_GOAL OF THE EXERCISE_
From the entries that follow, pick out all lines holding "Wurzelwerk".

____ DATA TO USE

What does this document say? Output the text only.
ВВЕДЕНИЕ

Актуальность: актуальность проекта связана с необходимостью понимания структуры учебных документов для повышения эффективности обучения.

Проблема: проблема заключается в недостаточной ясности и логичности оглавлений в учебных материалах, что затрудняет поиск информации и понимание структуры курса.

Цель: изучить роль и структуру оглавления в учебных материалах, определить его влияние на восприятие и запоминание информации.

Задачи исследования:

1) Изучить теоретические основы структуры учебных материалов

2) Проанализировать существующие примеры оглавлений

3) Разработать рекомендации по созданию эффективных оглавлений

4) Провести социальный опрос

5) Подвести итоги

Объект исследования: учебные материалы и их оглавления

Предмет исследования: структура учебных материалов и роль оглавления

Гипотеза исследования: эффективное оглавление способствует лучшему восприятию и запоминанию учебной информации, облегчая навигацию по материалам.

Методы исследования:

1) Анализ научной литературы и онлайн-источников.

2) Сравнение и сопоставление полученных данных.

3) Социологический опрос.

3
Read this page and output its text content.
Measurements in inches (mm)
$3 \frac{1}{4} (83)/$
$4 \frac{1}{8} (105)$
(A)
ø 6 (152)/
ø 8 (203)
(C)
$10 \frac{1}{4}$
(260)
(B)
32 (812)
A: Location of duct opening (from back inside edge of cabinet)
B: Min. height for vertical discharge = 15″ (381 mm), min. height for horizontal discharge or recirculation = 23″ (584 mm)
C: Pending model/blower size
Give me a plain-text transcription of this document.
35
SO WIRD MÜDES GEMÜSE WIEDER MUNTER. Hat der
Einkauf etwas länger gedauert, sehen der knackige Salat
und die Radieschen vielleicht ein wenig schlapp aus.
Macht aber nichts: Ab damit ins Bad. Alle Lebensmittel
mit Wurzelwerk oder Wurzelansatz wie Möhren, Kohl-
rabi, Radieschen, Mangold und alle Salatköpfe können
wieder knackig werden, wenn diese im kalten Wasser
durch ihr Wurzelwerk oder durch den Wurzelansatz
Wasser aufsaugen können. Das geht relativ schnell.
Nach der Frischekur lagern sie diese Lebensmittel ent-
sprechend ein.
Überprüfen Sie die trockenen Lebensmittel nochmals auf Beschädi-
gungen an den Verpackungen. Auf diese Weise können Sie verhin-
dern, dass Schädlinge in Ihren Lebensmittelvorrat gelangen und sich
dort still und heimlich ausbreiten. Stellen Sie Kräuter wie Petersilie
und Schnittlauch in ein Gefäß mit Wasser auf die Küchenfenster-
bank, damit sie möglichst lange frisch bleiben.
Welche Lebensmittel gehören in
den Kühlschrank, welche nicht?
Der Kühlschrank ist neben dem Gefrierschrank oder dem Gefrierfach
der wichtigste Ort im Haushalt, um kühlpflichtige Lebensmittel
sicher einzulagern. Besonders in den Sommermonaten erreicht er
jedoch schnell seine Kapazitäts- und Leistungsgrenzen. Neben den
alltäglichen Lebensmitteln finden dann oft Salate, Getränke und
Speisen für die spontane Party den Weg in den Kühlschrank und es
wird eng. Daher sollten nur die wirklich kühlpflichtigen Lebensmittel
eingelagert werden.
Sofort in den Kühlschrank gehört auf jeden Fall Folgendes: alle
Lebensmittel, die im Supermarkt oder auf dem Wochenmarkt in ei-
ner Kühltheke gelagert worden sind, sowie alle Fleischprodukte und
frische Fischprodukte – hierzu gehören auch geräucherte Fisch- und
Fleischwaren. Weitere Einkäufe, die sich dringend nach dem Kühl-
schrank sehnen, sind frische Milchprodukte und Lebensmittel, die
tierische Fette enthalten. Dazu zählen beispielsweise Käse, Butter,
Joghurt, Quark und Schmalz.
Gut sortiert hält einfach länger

________

_WRITTEN REPLY_
mit Wurzelwerk oder Wurzelansatz wie Möhren, Kohl-
durch ihr Wurzelwerk oder durch den Wurzelansatz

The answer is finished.